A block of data
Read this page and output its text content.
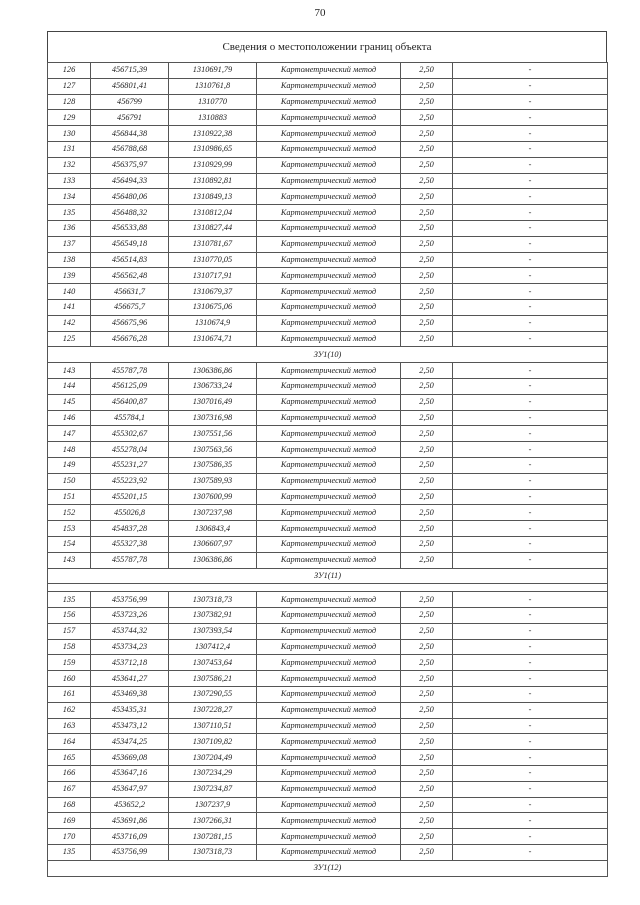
70
Сведения о местоположении границ объекта
126	456715,39	1310691,79	Картометрический метод	2,50	-
127	456801,41	1310761,8	Картометрический метод	2,50	-
128	456799	1310770	Картометрический метод	2,50	-
129	456791	1310883	Картометрический метод	2,50	-
130	456844,38	1310922,38	Картометрический метод	2,50	-
131	456788,68	1310986,65	Картометрический метод	2,50	-
132	456375,97	1310929,99	Картометрический метод	2,50	-
133	456494,33	1310892,81	Картометрический метод	2,50	-
134	456480,06	1310849,13	Картометрический метод	2,50	-
135	456488,32	1310812,04	Картометрический метод	2,50	-
136	456533,88	1310827,44	Картометрический метод	2,50	-
137	456549,18	1310781,67	Картометрический метод	2,50	-
138	456514,83	1310770,05	Картометрический метод	2,50	-
139	456562,48	1310717,91	Картометрический метод	2,50	-
140	456631,7	1310679,37	Картометрический метод	2,50	-
141	456675,7	1310675,06	Картометрический метод	2,50	-
142	456675,96	1310674,9	Картометрический метод	2,50	-
125	456676,28	1310674,71	Картометрический метод	2,50	-
ЗУ1(10)					
143	455787,78	1306386,86	Картометрический метод	2,50	-
144	456125,09	1306733,24	Картометрический метод	2,50	-
145	456400,87	1307016,49	Картометрический метод	2,50	-
146	455784,1	1307316,98	Картометрический метод	2,50	-
147	455302,67	1307551,56	Картометрический метод	2,50	-
148	455278,04	1307563,56	Картометрический метод	2,50	-
149	455231,27	1307586,35	Картометрический метод	2,50	-
150	455223,92	1307589,93	Картометрический метод	2,50	-
151	455201,15	1307600,99	Картометрический метод	2,50	-
152	455026,8	1307237,98	Картометрический метод	2,50	-
153	454837,28	1306843,4	Картометрический метод	2,50	-
154	455327,38	1306607,97	Картометрический метод	2,50	-
143	455787,78	1306386,86	Картометрический метод	2,50	-
ЗУ1(11)					

135	453756,99	1307318,73	Картометрический метод	2,50	-
156	453723,26	1307382,91	Картометрический метод	2,50	-
157	453744,32	1307393,54	Картометрический метод	2,50	-
158	453734,23	1307412,4	Картометрический метод	2,50	-
159	453712,18	1307453,64	Картометрический метод	2,50	-
160	453641,27	1307586,21	Картометрический метод	2,50	-
161	453469,38	1307290,55	Картометрический метод	2,50	-
162	453435,31	1307228,27	Картометрический метод	2,50	-
163	453473,12	1307110,51	Картометрический метод	2,50	-
164	453474,25	1307109,82	Картометрический метод	2,50	-
165	453669,08	1307204,49	Картометрический метод	2,50	-
166	453647,16	1307234,29	Картометрический метод	2,50	-
167	453647,97	1307234,87	Картометрический метод	2,50	-
168	453652,2	1307237,9	Картометрический метод	2,50	-
169	453691,86	1307266,31	Картометрический метод	2,50	-
170	453716,09	1307281,15	Картометрический метод	2,50	-
135	453756,99	1307318,73	Картометрический метод	2,50	-
ЗУ1(12)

■ DIRECTIONS FOR THIS TASK ■
Output all of the records exactly as they appear above, but not the pictures.

■ RESULT ■
Read this page and output its text content.
70
Сведения о местоположении границ объекта
126	456715,39	1310691,79	Картометрический метод	2,50	-
127	456801,41	1310761,8	Картометрический метод	2,50	-
128	456799	1310770	Картометрический метод	2,50	-
129	456791	1310883	Картометрический метод	2,50	-
130	456844,38	1310922,38	Картометрический метод	2,50	-
131	456788,68	1310986,65	Картометрический метод	2,50	-
132	456375,97	1310929,99	Картометрический метод	2,50	-
133	456494,33	1310892,81	Картометрический метод	2,50	-
134	456480,06	1310849,13	Картометрический метод	2,50	-
135	456488,32	1310812,04	Картометрический метод	2,50	-
136	456533,88	1310827,44	Картометрический метод	2,50	-
137	456549,18	1310781,67	Картометрический метод	2,50	-
138	456514,83	1310770,05	Картометрический метод	2,50	-
139	456562,48	1310717,91	Картометрический метод	2,50	-
140	456631,7	1310679,37	Картометрический метод	2,50	-
141	456675,7	1310675,06	Картометрический метод	2,50	-
142	456675,96	1310674,9	Картометрический метод	2,50	-
125	456676,28	1310674,71	Картометрический метод	2,50	-
ЗУ1(10)					
143	455787,78	1306386,86	Картометрический метод	2,50	-
144	456125,09	1306733,24	Картометрический метод	2,50	-
145	456400,87	1307016,49	Картометрический метод	2,50	-
146	455784,1	1307316,98	Картометрический метод	2,50	-
147	455302,67	1307551,56	Картометрический метод	2,50	-
148	455278,04	1307563,56	Картометрический метод	2,50	-
149	455231,27	1307586,35	Картометрический метод	2,50	-
150	455223,92	1307589,93	Картометрический метод	2,50	-
151	455201,15	1307600,99	Картометрический метод	2,50	-
152	455026,8	1307237,98	Картометрический метод	2,50	-
153	454837,28	1306843,4	Картометрический метод	2,50	-
154	455327,38	1306607,97	Картометрический метод	2,50	-
143	455787,78	1306386,86	Картометрический метод	2,50	-
ЗУ1(11)					

135	453756,99	1307318,73	Картометрический метод	2,50	-
156	453723,26	1307382,91	Картометрический метод	2,50	-
157	453744,32	1307393,54	Картометрический метод	2,50	-
158	453734,23	1307412,4	Картометрический метод	2,50	-
159	453712,18	1307453,64	Картометрический метод	2,50	-
160	453641,27	1307586,21	Картометрический метод	2,50	-
161	453469,38	1307290,55	Картометрический метод	2,50	-
162	453435,31	1307228,27	Картометрический метод	2,50	-
163	453473,12	1307110,51	Картометрический метод	2,50	-
164	453474,25	1307109,82	Картометрический метод	2,50	-
165	453669,08	1307204,49	Картометрический метод	2,50	-
166	453647,16	1307234,29	Картометрический метод	2,50	-
167	453647,97	1307234,87	Картометрический метод	2,50	-
168	453652,2	1307237,9	Картометрический метод	2,50	-
169	453691,86	1307266,31	Картометрический метод	2,50	-
170	453716,09	1307281,15	Картометрический метод	2,50	-
135	453756,99	1307318,73	Картометрический метод	2,50	-
ЗУ1(12)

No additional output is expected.